OBJECTIVE:
Extract, from the listing that follows, each line containing the word "color".

[Extracted data entries]
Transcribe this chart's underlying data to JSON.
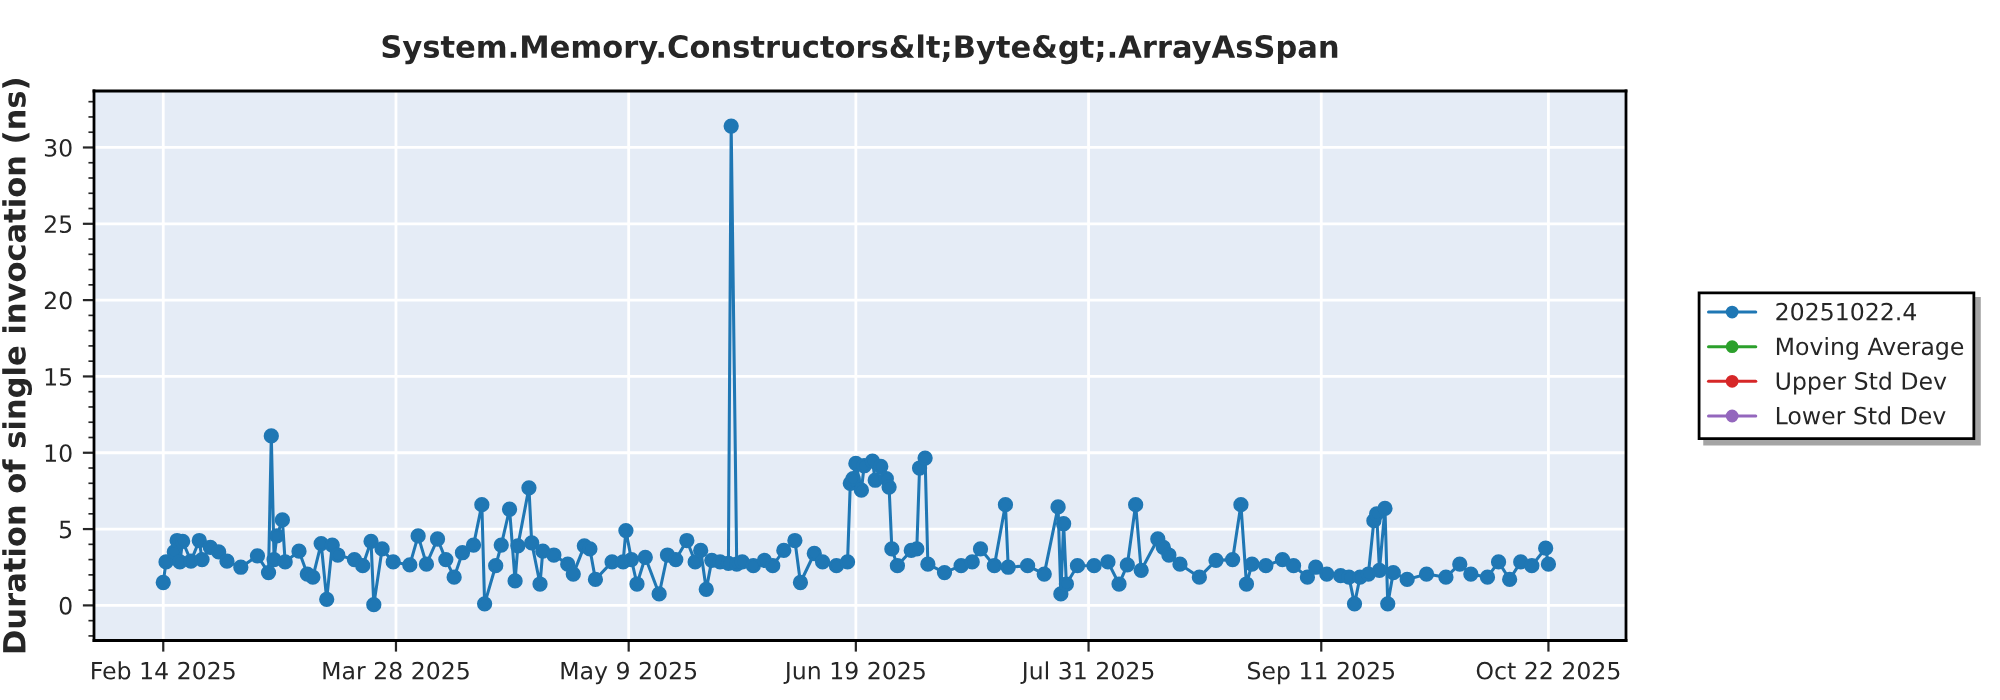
{
  "chart_data": {
    "type": "line",
    "title": "System.Memory.Constructors&lt;Byte&gt;.ArrayAsSpan",
    "ylabel": "Duration of single invocation (ns)",
    "xlim": [
      "2025-02-01T12:00",
      "2025-11-05"
    ],
    "ylim": [
      -2.3,
      33.7
    ],
    "xticks": [
      {
        "value": "2025-02-14",
        "label": "Feb 14 2025"
      },
      {
        "value": "2025-03-28",
        "label": "Mar 28 2025"
      },
      {
        "value": "2025-05-09",
        "label": "May 9 2025"
      },
      {
        "value": "2025-06-19",
        "label": "Jun 19 2025"
      },
      {
        "value": "2025-07-31",
        "label": "Jul 31 2025"
      },
      {
        "value": "2025-09-11",
        "label": "Sep 11 2025"
      },
      {
        "value": "2025-10-22",
        "label": "Oct 22 2025"
      }
    ],
    "yticks": [
      0,
      5,
      10,
      15,
      20,
      25,
      30
    ],
    "grid": true,
    "legend": "right",
    "marker": "circle",
    "line_style": "solid",
    "series": [
      {
        "name": "20251022.4",
        "color": "#1f77b4",
        "x": [
          "2025-02-14",
          "2025-02-14T12:00",
          "2025-02-16",
          "2025-02-16T12:00",
          "2025-02-17",
          "2025-02-17T12:00",
          "2025-02-19",
          "2025-02-20T12:00",
          "2025-02-21",
          "2025-02-22T12:00",
          "2025-02-24",
          "2025-02-25T12:00",
          "2025-02-28",
          "2025-03-03",
          "2025-03-05",
          "2025-03-05T12:00",
          "2025-03-06",
          "2025-03-06T12:00",
          "2025-03-07T12:00",
          "2025-03-08",
          "2025-03-10T12:00",
          "2025-03-12",
          "2025-03-13",
          "2025-03-14T12:00",
          "2025-03-15T12:00",
          "2025-03-16T12:00",
          "2025-03-17T12:00",
          "2025-03-20T12:00",
          "2025-03-22",
          "2025-03-23T12:00",
          "2025-03-24",
          "2025-03-25T12:00",
          "2025-03-27T12:00",
          "2025-03-30T12:00",
          "2025-04-01",
          "2025-04-02T12:00",
          "2025-04-04T12:00",
          "2025-04-06",
          "2025-04-07T12:00",
          "2025-04-09",
          "2025-04-11",
          "2025-04-12T12:00",
          "2025-04-13",
          "2025-04-15",
          "2025-04-16",
          "2025-04-17T12:00",
          "2025-04-18T12:00",
          "2025-04-19",
          "2025-04-21",
          "2025-04-21T12:00",
          "2025-04-23",
          "2025-04-23T12:00",
          "2025-04-25T12:00",
          "2025-04-28",
          "2025-04-29",
          "2025-05-01",
          "2025-05-02",
          "2025-05-03",
          "2025-05-06",
          "2025-05-08",
          "2025-05-08T12:00",
          "2025-05-09T12:00",
          "2025-05-10T12:00",
          "2025-05-12",
          "2025-05-14T12:00",
          "2025-05-16",
          "2025-05-17T12:00",
          "2025-05-19T12:00",
          "2025-05-21",
          "2025-05-22",
          "2025-05-23",
          "2025-05-24",
          "2025-05-25T12:00",
          "2025-05-27",
          "2025-05-27T12:00",
          "2025-05-28T12:00",
          "2025-05-29T12:00",
          "2025-05-31T12:00",
          "2025-06-02T12:00",
          "2025-06-04",
          "2025-06-06",
          "2025-06-08",
          "2025-06-09",
          "2025-06-11T12:00",
          "2025-06-13",
          "2025-06-15T12:00",
          "2025-06-17T12:00",
          "2025-06-18",
          "2025-06-18T12:00",
          "2025-06-19",
          "2025-06-20",
          "2025-06-20T12:00",
          "2025-06-22",
          "2025-06-22T12:00",
          "2025-06-23T12:00",
          "2025-06-24T12:00",
          "2025-06-25",
          "2025-06-25T12:00",
          "2025-06-26T12:00",
          "2025-06-29",
          "2025-06-30",
          "2025-06-30T12:00",
          "2025-07-01T12:00",
          "2025-07-02",
          "2025-07-05",
          "2025-07-08",
          "2025-07-10",
          "2025-07-11T12:00",
          "2025-07-14",
          "2025-07-16",
          "2025-07-16T12:00",
          "2025-07-20",
          "2025-07-23",
          "2025-07-25T12:00",
          "2025-07-26",
          "2025-07-26T12:00",
          "2025-07-27",
          "2025-07-29",
          "2025-08-01",
          "2025-08-03T12:00",
          "2025-08-05T12:00",
          "2025-08-07",
          "2025-08-08T12:00",
          "2025-08-09T12:00",
          "2025-08-12T12:00",
          "2025-08-13T12:00",
          "2025-08-14T12:00",
          "2025-08-16T12:00",
          "2025-08-20",
          "2025-08-23",
          "2025-08-26",
          "2025-08-27T12:00",
          "2025-08-28T12:00",
          "2025-08-29T12:00",
          "2025-09-01",
          "2025-09-04",
          "2025-09-06",
          "2025-09-08T12:00",
          "2025-09-10",
          "2025-09-12",
          "2025-09-14T12:00",
          "2025-09-16",
          "2025-09-17",
          "2025-09-18",
          "2025-09-19T12:00",
          "2025-09-20T12:00",
          "2025-09-21",
          "2025-09-21T12:00",
          "2025-09-22T12:00",
          "2025-09-23",
          "2025-09-24",
          "2025-09-26T12:00",
          "2025-09-30",
          "2025-10-03T12:00",
          "2025-10-06",
          "2025-10-08",
          "2025-10-11",
          "2025-10-13",
          "2025-10-15",
          "2025-10-17",
          "2025-10-19",
          "2025-10-21T12:00",
          "2025-10-22"
        ],
        "values": [
          1.5,
          2.85,
          3.5,
          4.25,
          2.85,
          4.2,
          2.9,
          4.25,
          3.0,
          3.8,
          3.5,
          2.9,
          2.5,
          3.25,
          2.15,
          11.1,
          3.0,
          4.55,
          5.6,
          2.85,
          3.55,
          2.05,
          1.85,
          4.05,
          0.4,
          3.95,
          3.3,
          3.0,
          2.6,
          4.2,
          0.05,
          3.7,
          2.85,
          2.65,
          4.55,
          2.7,
          4.35,
          3.0,
          1.85,
          3.45,
          3.95,
          6.6,
          0.1,
          2.6,
          3.95,
          6.3,
          1.6,
          3.9,
          7.7,
          4.1,
          1.4,
          3.55,
          3.3,
          2.7,
          2.05,
          3.9,
          3.7,
          1.7,
          2.85,
          2.85,
          4.9,
          3.0,
          1.4,
          3.15,
          0.75,
          3.3,
          3.0,
          4.25,
          2.85,
          3.6,
          1.05,
          2.95,
          2.85,
          2.75,
          31.4,
          2.7,
          2.85,
          2.6,
          2.95,
          2.6,
          3.6,
          4.25,
          1.5,
          3.4,
          2.85,
          2.6,
          2.85,
          8.0,
          8.3,
          9.3,
          7.55,
          9.15,
          9.45,
          8.2,
          9.1,
          8.3,
          7.75,
          3.7,
          2.6,
          3.6,
          3.7,
          9.0,
          9.65,
          2.7,
          2.15,
          2.6,
          2.85,
          3.7,
          2.6,
          6.6,
          2.5,
          2.6,
          2.05,
          6.45,
          0.75,
          5.35,
          1.4,
          2.6,
          2.6,
          2.85,
          1.4,
          2.65,
          6.6,
          2.3,
          4.35,
          3.8,
          3.3,
          2.7,
          1.85,
          2.95,
          3.0,
          6.6,
          1.4,
          2.7,
          2.6,
          3.0,
          2.6,
          1.85,
          2.5,
          2.05,
          1.95,
          1.85,
          0.1,
          1.85,
          2.05,
          5.55,
          6.0,
          2.3,
          6.35,
          0.1,
          2.15,
          1.7,
          2.05,
          1.85,
          2.7,
          2.05,
          1.85,
          2.85,
          1.7,
          2.85,
          2.6,
          3.75,
          2.7
        ]
      },
      {
        "name": "Moving Average",
        "color": "#2ca02c"
      },
      {
        "name": "Upper Std Dev",
        "color": "#d62728"
      },
      {
        "name": "Lower Std Dev",
        "color": "#9467bd"
      }
    ]
  }
}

SOLUTION FOR THIS PROBLEM:
        "color": "#1f77b4",
        "color": "#2ca02c"
        "color": "#d62728"
        "color": "#9467bd"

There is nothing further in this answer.